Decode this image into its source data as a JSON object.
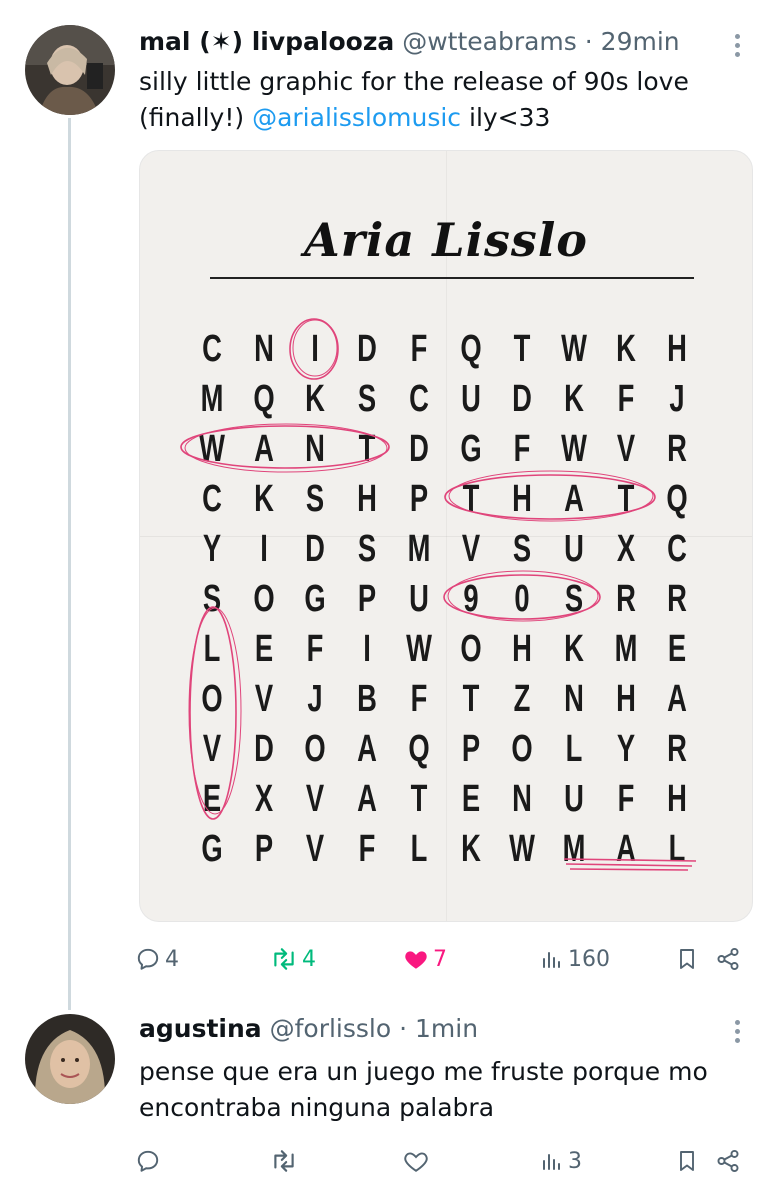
{
  "tweet": {
    "name": "mal (✶) livpalooza",
    "handle": "@wtteabrams",
    "dot": "·",
    "time": "29min",
    "text_line1": "silly little graphic for the release of 90s love",
    "text_line2_prefix": "(finally!) ",
    "mention": "@arialisslomusic",
    "text_line2_suffix": " ily<33",
    "media": {
      "title": "Aria Lisslo",
      "grid": [
        [
          "C",
          "N",
          "I",
          "D",
          "F",
          "Q",
          "T",
          "W",
          "K",
          "H"
        ],
        [
          "M",
          "Q",
          "K",
          "S",
          "C",
          "U",
          "D",
          "K",
          "F",
          "J"
        ],
        [
          "W",
          "A",
          "N",
          "T",
          "D",
          "G",
          "F",
          "W",
          "V",
          "R"
        ],
        [
          "C",
          "K",
          "S",
          "H",
          "P",
          "T",
          "H",
          "A",
          "T",
          "Q"
        ],
        [
          "Y",
          "I",
          "D",
          "S",
          "M",
          "V",
          "S",
          "U",
          "X",
          "C"
        ],
        [
          "S",
          "O",
          "G",
          "P",
          "U",
          "9",
          "0",
          "S",
          "R",
          "R"
        ],
        [
          "L",
          "E",
          "F",
          "I",
          "W",
          "O",
          "H",
          "K",
          "M",
          "E"
        ],
        [
          "O",
          "V",
          "J",
          "B",
          "F",
          "T",
          "Z",
          "N",
          "H",
          "A"
        ],
        [
          "V",
          "D",
          "O",
          "A",
          "Q",
          "P",
          "O",
          "L",
          "Y",
          "R"
        ],
        [
          "E",
          "X",
          "V",
          "A",
          "T",
          "E",
          "N",
          "U",
          "F",
          "H"
        ],
        [
          "G",
          "P",
          "V",
          "F",
          "L",
          "K",
          "W",
          "M",
          "A",
          "L"
        ]
      ],
      "highlight_color": "#e0457b"
    },
    "actions": {
      "replies": "4",
      "retweets": "4",
      "likes": "7",
      "views": "160"
    }
  },
  "reply": {
    "name": "agustina",
    "handle": "@forlisslo",
    "dot": "·",
    "time": "1min",
    "text_line1": "pense que era un juego me fruste porque mo",
    "text_line2": "encontraba ninguna palabra",
    "actions": {
      "replies": "",
      "retweets": "",
      "likes": "",
      "views": "3"
    }
  },
  "colors": {
    "accent": "#1d9bf0",
    "muted": "#536471",
    "retweet_green": "#00ba7c",
    "like_pink": "#f91880"
  },
  "icons": [
    "more-icon",
    "reply-icon",
    "retweet-icon",
    "like-icon",
    "views-icon",
    "bookmark-icon",
    "share-icon"
  ]
}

WHAT THIS TASK INVOLVES — Write out the records above exactly as they appear, leaving out any pictures.

OUTPUT OF THE EXERCISE —
Decode this image into its source data as a JSON object.
{
  "tweet": {
    "name": "mal (✶) livpalooza",
    "handle": "@wtteabrams",
    "dot": "·",
    "time": "29min",
    "text_line1": "silly little graphic for the release of 90s love",
    "text_line2_prefix": "(finally!) ",
    "mention": "@arialisslomusic",
    "text_line2_suffix": " ily<33",
    "media": {
      "title": "Aria Lisslo",
      "grid": [
        [
          "C",
          "N",
          "I",
          "D",
          "F",
          "Q",
          "T",
          "W",
          "K",
          "H"
        ],
        [
          "M",
          "Q",
          "K",
          "S",
          "C",
          "U",
          "D",
          "K",
          "F",
          "J"
        ],
        [
          "W",
          "A",
          "N",
          "T",
          "D",
          "G",
          "F",
          "W",
          "V",
          "R"
        ],
        [
          "C",
          "K",
          "S",
          "H",
          "P",
          "T",
          "H",
          "A",
          "T",
          "Q"
        ],
        [
          "Y",
          "I",
          "D",
          "S",
          "M",
          "V",
          "S",
          "U",
          "X",
          "C"
        ],
        [
          "S",
          "O",
          "G",
          "P",
          "U",
          "9",
          "0",
          "S",
          "R",
          "R"
        ],
        [
          "L",
          "E",
          "F",
          "I",
          "W",
          "O",
          "H",
          "K",
          "M",
          "E"
        ],
        [
          "O",
          "V",
          "J",
          "B",
          "F",
          "T",
          "Z",
          "N",
          "H",
          "A"
        ],
        [
          "V",
          "D",
          "O",
          "A",
          "Q",
          "P",
          "O",
          "L",
          "Y",
          "R"
        ],
        [
          "E",
          "X",
          "V",
          "A",
          "T",
          "E",
          "N",
          "U",
          "F",
          "H"
        ],
        [
          "G",
          "P",
          "V",
          "F",
          "L",
          "K",
          "W",
          "M",
          "A",
          "L"
        ]
      ],
      "highlight_color": "#e0457b"
    },
    "actions": {
      "replies": "4",
      "retweets": "4",
      "likes": "7",
      "views": "160"
    }
  },
  "reply": {
    "name": "agustina",
    "handle": "@forlisslo",
    "dot": "·",
    "time": "1min",
    "text_line1": "pense que era un juego me fruste porque mo",
    "text_line2": "encontraba ninguna palabra",
    "actions": {
      "replies": "",
      "retweets": "",
      "likes": "",
      "views": "3"
    }
  },
  "colors": {
    "accent": "#1d9bf0",
    "muted": "#536471",
    "retweet_green": "#00ba7c",
    "like_pink": "#f91880"
  },
  "icons": [
    "more-icon",
    "reply-icon",
    "retweet-icon",
    "like-icon",
    "views-icon",
    "bookmark-icon",
    "share-icon"
  ]
}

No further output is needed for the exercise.